- [Exercise directions]: Read the material below and count the lines holding the string "fournir". Give that count with nothing added.

- [Data to use]:
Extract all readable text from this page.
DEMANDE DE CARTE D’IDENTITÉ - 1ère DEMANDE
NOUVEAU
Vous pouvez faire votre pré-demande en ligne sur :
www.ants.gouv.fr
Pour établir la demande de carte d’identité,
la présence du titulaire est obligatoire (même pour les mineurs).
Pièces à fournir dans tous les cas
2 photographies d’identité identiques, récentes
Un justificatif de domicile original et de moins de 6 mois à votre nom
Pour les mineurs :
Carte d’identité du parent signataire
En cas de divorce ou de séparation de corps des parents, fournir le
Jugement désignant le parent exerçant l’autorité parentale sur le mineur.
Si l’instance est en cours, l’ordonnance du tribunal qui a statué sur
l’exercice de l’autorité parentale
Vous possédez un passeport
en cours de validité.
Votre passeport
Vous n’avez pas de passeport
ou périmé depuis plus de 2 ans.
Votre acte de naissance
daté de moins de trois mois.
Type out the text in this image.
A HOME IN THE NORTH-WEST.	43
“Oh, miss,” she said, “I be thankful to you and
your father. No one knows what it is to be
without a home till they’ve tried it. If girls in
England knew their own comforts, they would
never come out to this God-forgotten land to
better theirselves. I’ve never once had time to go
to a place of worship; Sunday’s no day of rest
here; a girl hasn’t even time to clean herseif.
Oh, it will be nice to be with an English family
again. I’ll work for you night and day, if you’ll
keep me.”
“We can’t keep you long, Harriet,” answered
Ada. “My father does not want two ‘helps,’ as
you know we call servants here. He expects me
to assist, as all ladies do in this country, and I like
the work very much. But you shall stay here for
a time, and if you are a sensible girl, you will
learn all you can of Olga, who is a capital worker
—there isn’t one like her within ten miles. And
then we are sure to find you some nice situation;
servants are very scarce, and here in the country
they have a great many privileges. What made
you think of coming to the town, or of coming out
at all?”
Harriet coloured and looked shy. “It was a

- [The solution]: 2